Figure collection entries:
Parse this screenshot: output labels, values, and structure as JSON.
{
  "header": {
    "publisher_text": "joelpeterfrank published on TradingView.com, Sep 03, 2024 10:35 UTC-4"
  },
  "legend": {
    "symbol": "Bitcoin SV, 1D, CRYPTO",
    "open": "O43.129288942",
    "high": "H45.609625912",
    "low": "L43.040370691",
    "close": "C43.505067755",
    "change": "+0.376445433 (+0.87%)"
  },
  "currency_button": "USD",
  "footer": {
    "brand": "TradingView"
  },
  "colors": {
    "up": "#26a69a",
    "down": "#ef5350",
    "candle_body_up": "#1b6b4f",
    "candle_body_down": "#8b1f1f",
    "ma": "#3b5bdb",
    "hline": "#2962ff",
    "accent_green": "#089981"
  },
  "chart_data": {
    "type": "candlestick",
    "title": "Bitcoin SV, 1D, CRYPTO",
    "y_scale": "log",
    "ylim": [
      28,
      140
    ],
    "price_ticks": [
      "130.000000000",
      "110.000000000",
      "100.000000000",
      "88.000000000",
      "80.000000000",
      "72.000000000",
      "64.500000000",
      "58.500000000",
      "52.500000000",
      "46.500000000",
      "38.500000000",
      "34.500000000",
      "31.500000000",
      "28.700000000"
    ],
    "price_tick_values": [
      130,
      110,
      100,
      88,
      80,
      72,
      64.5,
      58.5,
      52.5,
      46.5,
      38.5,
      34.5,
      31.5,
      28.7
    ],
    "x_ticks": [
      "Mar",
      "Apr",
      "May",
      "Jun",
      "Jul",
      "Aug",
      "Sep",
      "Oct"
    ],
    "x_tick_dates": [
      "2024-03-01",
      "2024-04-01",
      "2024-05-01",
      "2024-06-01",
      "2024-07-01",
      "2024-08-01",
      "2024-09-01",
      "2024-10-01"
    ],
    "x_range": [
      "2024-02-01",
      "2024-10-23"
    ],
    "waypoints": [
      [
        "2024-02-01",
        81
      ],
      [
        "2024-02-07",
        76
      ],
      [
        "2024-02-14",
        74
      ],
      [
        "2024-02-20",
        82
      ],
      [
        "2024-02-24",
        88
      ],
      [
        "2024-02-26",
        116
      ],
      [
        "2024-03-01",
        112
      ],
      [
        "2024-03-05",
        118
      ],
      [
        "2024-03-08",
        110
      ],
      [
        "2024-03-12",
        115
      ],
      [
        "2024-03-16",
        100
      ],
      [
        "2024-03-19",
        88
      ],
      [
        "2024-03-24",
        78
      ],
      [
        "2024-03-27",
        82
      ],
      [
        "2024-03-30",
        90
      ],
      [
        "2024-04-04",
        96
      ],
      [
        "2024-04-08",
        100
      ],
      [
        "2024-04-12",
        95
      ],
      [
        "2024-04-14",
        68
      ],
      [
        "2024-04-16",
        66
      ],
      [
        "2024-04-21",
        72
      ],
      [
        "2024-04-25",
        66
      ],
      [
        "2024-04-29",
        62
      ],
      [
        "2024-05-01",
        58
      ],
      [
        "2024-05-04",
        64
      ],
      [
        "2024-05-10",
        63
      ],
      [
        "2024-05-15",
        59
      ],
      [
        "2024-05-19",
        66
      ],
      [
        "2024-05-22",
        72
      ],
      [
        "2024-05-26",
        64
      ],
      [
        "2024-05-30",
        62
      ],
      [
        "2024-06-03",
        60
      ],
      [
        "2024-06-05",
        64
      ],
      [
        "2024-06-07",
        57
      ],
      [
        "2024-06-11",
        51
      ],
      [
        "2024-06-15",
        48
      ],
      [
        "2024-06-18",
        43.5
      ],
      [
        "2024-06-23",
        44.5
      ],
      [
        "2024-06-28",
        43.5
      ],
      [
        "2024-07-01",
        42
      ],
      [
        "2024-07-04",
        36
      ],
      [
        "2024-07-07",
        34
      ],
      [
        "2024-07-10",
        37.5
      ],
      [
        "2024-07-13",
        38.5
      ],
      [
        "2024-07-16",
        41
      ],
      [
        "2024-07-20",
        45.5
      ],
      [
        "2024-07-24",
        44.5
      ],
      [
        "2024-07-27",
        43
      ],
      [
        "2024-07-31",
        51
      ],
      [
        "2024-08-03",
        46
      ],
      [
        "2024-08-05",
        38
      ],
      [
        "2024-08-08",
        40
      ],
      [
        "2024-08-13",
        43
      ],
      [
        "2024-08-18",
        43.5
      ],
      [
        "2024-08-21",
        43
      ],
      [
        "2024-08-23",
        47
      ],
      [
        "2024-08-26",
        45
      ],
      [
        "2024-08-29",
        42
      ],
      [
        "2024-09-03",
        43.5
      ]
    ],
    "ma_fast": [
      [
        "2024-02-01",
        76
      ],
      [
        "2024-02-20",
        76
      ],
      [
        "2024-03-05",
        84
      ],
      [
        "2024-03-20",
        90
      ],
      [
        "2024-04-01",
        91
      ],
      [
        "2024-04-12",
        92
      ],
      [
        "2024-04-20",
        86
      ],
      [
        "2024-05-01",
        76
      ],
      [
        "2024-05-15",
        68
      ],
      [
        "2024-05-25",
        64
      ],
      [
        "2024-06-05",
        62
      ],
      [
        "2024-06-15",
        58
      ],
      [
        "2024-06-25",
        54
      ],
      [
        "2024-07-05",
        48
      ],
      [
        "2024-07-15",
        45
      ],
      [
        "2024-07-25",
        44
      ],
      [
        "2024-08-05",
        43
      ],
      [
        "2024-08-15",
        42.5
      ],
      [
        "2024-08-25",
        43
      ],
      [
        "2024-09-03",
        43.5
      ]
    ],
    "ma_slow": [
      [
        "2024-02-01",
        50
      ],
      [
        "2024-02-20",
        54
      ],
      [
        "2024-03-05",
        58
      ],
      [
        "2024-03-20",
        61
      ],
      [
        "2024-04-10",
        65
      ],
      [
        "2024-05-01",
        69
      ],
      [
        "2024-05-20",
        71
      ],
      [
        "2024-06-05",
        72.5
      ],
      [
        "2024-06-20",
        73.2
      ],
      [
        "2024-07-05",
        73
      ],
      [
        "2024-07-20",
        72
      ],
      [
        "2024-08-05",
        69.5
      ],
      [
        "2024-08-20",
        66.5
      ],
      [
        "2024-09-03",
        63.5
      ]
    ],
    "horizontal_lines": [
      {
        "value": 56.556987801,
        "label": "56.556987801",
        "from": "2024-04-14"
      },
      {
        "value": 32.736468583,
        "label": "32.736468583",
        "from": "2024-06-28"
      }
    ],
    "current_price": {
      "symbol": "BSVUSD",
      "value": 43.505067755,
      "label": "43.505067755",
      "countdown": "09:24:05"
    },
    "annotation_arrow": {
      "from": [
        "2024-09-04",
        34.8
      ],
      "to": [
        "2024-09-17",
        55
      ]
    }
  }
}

**PROBLEM**. Extract all lines of the records above that include "TradingView".

**FULL SOLUTION**.
    "publisher_text": "joelpeterfrank published on TradingView.com, Sep 03, 2024 10:35 UTC-4"
    "brand": "TradingView"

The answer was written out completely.